>> Start Dataset

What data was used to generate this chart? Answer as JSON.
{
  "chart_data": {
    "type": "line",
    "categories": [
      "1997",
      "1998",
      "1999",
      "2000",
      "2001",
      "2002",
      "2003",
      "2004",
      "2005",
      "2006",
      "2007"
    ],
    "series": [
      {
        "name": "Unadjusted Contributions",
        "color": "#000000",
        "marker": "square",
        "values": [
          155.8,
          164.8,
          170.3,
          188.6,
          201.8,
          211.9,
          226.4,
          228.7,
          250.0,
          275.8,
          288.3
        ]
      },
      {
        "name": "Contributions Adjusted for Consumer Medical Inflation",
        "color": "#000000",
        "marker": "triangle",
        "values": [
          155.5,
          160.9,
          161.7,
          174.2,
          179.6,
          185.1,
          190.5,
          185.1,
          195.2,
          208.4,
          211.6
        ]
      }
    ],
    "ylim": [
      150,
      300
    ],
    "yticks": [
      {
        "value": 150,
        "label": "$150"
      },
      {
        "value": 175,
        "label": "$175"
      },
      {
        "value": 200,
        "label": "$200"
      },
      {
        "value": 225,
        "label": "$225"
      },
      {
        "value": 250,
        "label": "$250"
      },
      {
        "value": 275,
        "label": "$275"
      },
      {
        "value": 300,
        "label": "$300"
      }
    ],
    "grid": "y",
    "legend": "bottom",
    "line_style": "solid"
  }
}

>> End Dataset

_Given exercise_.
Count the lines above in which the word "Contributions" appears, then state only that count.

_Exercise output_.
2